== Task prompt ==
How many of the lines contain the string "等于事件A"? Give the number, with no other words.

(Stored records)
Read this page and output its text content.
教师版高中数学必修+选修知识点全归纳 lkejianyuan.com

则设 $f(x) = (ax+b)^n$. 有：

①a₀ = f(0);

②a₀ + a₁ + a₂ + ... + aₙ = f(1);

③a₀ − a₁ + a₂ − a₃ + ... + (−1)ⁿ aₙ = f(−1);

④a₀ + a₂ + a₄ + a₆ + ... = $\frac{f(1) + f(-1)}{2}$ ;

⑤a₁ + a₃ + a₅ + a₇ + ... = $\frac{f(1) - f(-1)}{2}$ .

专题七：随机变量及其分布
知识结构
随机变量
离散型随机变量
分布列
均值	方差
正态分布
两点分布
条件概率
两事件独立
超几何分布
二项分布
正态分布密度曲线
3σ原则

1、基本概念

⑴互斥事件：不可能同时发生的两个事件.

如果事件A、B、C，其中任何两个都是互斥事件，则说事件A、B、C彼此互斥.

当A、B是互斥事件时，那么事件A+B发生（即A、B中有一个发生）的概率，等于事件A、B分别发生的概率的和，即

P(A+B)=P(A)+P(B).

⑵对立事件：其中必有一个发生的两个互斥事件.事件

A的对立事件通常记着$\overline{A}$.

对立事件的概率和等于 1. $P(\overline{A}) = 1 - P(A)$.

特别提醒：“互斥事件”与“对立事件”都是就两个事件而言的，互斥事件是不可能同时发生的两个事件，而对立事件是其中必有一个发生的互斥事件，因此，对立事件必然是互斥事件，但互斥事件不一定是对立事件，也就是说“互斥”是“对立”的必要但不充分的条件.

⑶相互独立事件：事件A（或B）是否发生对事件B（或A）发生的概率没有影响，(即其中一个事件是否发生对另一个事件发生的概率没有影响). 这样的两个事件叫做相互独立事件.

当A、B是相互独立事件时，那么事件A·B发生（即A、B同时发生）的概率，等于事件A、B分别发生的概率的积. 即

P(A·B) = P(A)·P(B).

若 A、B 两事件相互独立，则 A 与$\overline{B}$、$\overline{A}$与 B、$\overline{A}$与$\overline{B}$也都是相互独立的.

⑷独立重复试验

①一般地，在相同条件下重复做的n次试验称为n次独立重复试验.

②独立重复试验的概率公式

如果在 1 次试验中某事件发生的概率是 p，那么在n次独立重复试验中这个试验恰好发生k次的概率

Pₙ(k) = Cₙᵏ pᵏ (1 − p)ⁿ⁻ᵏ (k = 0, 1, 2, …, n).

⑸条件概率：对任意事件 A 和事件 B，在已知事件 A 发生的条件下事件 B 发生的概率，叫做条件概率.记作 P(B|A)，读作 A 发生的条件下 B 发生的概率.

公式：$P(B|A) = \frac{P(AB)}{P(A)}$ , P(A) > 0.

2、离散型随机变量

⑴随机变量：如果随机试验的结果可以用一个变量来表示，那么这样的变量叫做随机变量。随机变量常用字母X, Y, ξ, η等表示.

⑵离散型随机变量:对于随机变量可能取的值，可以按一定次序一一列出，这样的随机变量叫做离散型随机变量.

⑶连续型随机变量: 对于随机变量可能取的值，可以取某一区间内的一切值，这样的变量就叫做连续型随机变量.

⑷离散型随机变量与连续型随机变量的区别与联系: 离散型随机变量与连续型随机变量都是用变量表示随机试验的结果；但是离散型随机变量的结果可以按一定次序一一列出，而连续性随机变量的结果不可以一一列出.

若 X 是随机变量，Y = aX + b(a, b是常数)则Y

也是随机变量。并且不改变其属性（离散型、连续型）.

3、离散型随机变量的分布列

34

== Finished answer ==
2